[Items from a dataset]
+++

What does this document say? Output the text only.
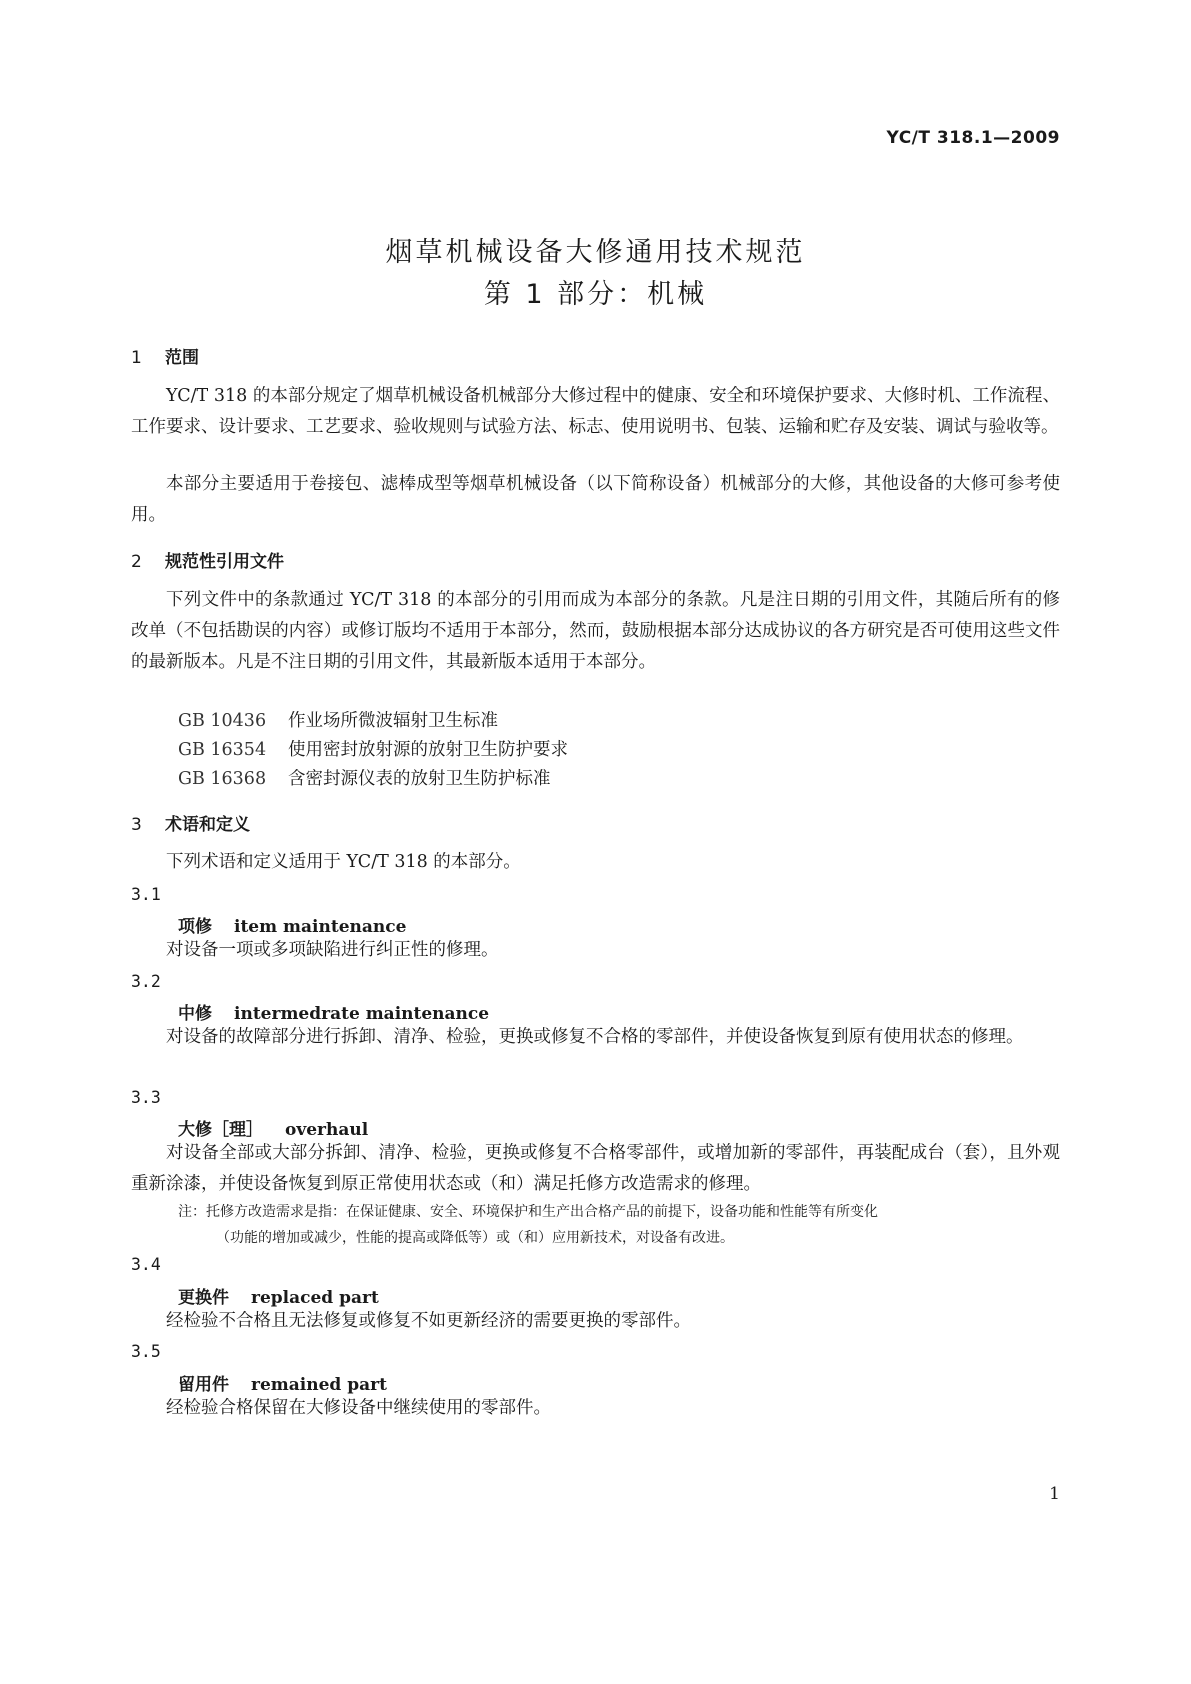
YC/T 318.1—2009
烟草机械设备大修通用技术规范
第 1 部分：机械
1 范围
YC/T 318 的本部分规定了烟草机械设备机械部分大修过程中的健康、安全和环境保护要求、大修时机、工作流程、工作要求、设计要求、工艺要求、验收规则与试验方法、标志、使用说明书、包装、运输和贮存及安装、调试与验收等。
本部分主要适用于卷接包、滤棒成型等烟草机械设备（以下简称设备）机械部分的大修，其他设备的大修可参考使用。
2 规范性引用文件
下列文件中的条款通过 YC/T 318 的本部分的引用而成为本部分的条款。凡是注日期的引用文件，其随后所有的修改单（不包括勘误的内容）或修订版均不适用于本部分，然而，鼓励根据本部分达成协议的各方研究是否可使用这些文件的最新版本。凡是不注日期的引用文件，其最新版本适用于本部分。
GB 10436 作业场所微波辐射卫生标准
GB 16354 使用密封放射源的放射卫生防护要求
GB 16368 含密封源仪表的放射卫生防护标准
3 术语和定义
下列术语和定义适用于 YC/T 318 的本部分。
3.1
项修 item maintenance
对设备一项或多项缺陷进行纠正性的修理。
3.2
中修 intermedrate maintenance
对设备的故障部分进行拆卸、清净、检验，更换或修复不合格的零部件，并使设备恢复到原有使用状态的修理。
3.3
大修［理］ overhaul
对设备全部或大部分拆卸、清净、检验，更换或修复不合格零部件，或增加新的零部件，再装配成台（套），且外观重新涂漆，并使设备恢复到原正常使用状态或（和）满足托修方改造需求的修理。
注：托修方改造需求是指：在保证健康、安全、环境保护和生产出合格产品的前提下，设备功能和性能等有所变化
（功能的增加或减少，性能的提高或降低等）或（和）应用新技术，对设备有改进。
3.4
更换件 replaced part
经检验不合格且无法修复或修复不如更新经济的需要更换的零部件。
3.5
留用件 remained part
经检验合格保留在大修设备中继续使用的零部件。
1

+++

### Directions
Scan the listing above. Collect all lines with the word "part".

### Written answer
更换件 replaced part
留用件 remained part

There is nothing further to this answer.